(Description of the task)
Each line of the listing must be transcribed exactly, except for the images, which should be excluded.

[Dataset entries]
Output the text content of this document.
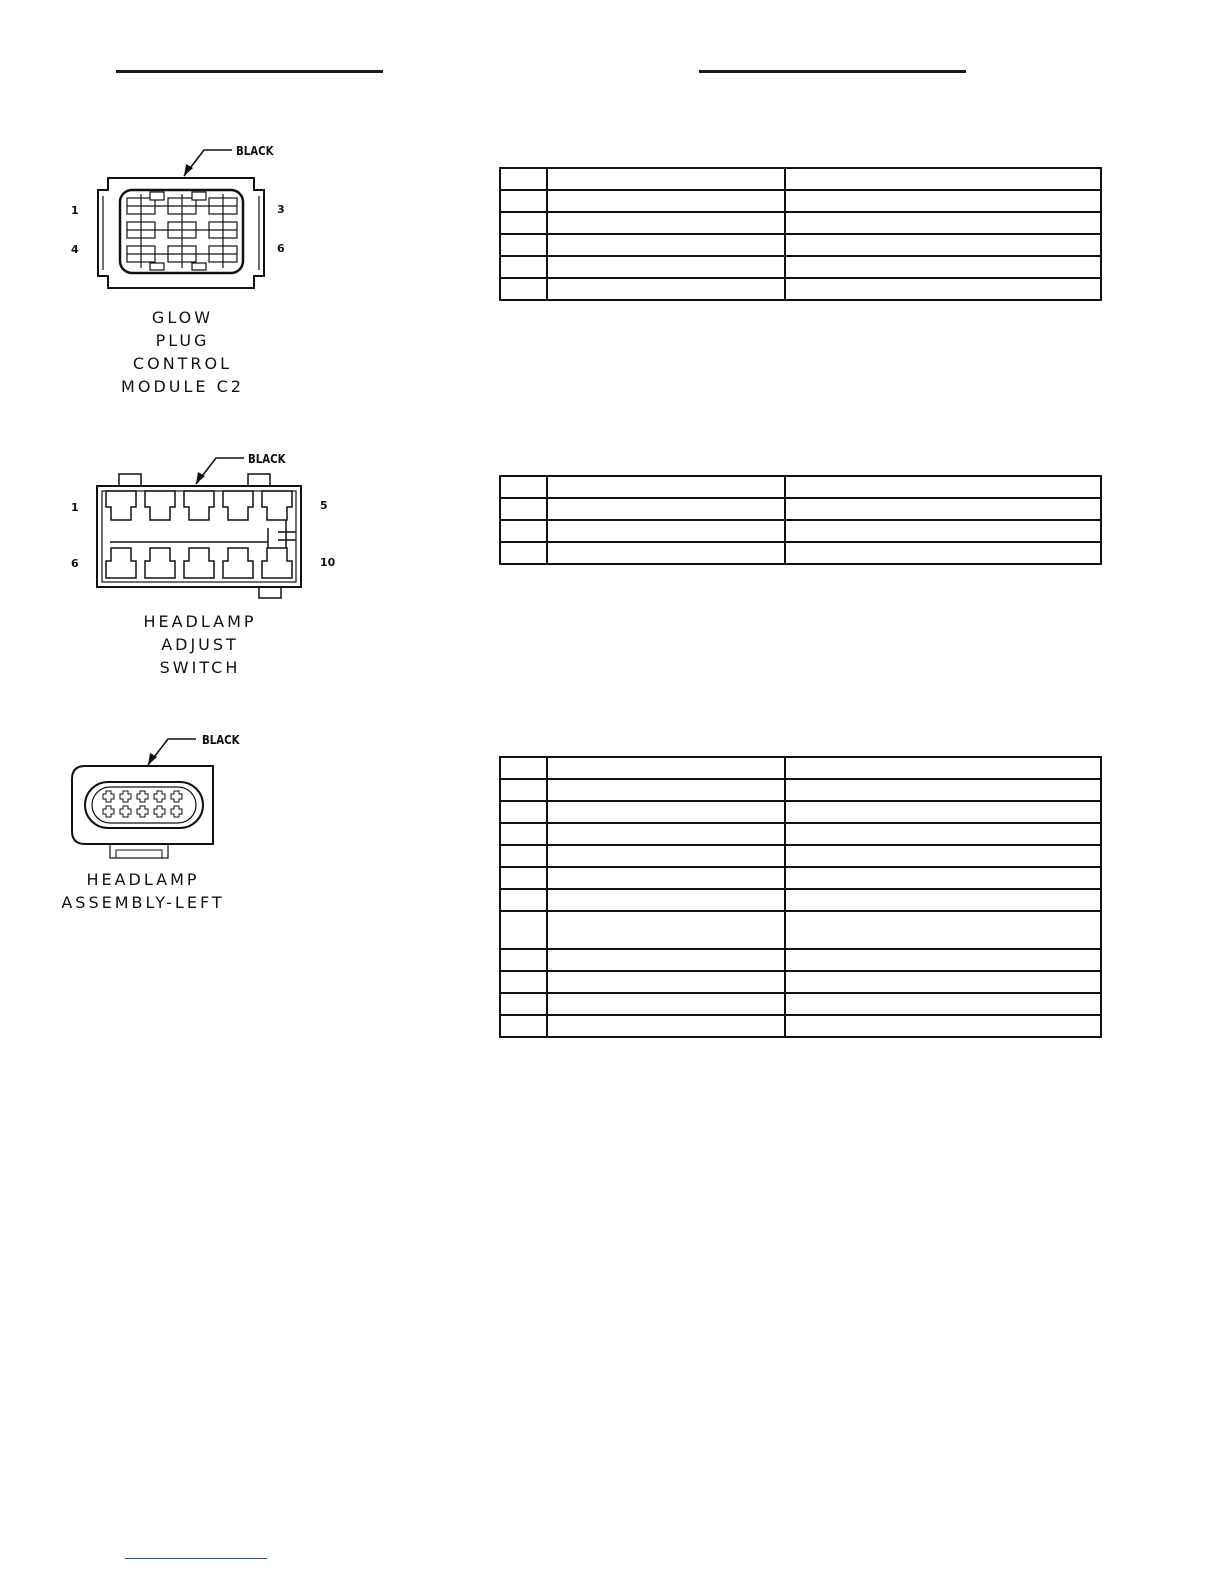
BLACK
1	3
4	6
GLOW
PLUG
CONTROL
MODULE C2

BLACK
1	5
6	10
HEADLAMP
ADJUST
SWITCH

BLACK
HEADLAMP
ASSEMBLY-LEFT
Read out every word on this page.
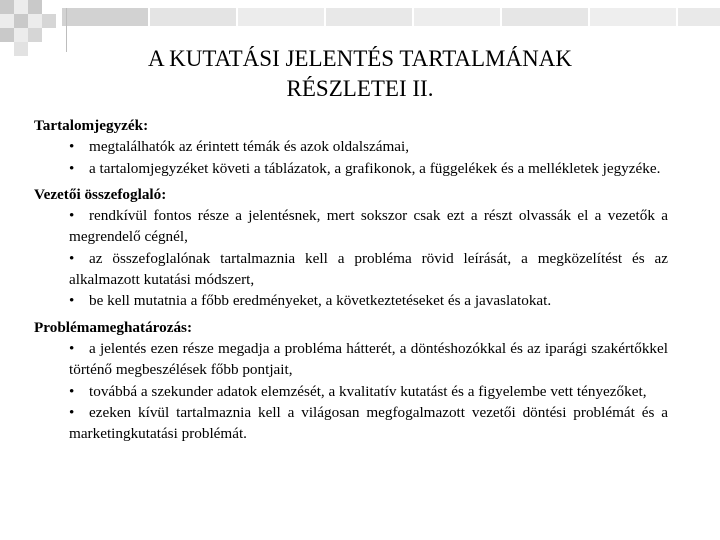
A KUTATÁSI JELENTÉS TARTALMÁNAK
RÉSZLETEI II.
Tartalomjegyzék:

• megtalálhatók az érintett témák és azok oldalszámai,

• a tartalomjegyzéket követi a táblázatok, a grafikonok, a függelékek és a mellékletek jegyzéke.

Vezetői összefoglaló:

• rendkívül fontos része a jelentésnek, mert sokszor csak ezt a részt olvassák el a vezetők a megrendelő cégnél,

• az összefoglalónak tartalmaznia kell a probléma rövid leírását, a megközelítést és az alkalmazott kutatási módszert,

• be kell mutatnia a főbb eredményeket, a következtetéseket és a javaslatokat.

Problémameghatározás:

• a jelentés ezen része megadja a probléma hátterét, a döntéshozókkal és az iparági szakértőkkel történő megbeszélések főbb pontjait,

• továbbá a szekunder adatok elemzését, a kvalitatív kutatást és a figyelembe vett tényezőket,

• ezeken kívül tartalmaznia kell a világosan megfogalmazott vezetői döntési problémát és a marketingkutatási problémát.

(Full answer)
Output the text content of this document.
BLACK
1	3
4	6
GLOW
PLUG
CONTROL
MODULE C2

BLACK
1	5
6	10
HEADLAMP
ADJUST
SWITCH

BLACK
HEADLAMP
ASSEMBLY-LEFT
Read out every word on this page.
A KUTATÁSI JELENTÉS TARTALMÁNAK
RÉSZLETEI II.
Tartalomjegyzék:

• megtalálhatók az érintett témák és azok oldalszámai,

• a tartalomjegyzéket követi a táblázatok, a grafikonok, a függelékek és a mellékletek jegyzéke.

Vezetői összefoglaló:

• rendkívül fontos része a jelentésnek, mert sokszor csak ezt a részt olvassák el a vezetők a megrendelő cégnél,

• az összefoglalónak tartalmaznia kell a probléma rövid leírását, a megközelítést és az alkalmazott kutatási módszert,

• be kell mutatnia a főbb eredményeket, a következtetéseket és a javaslatokat.

Problémameghatározás:

• a jelentés ezen része megadja a probléma hátterét, a döntéshozókkal és az iparági szakértőkkel történő megbeszélések főbb pontjait,

• továbbá a szekunder adatok elemzését, a kvalitatív kutatást és a figyelembe vett tényezőket,

• ezeken kívül tartalmaznia kell a világosan megfogalmazott vezetői döntési problémát és a marketingkutatási problémát.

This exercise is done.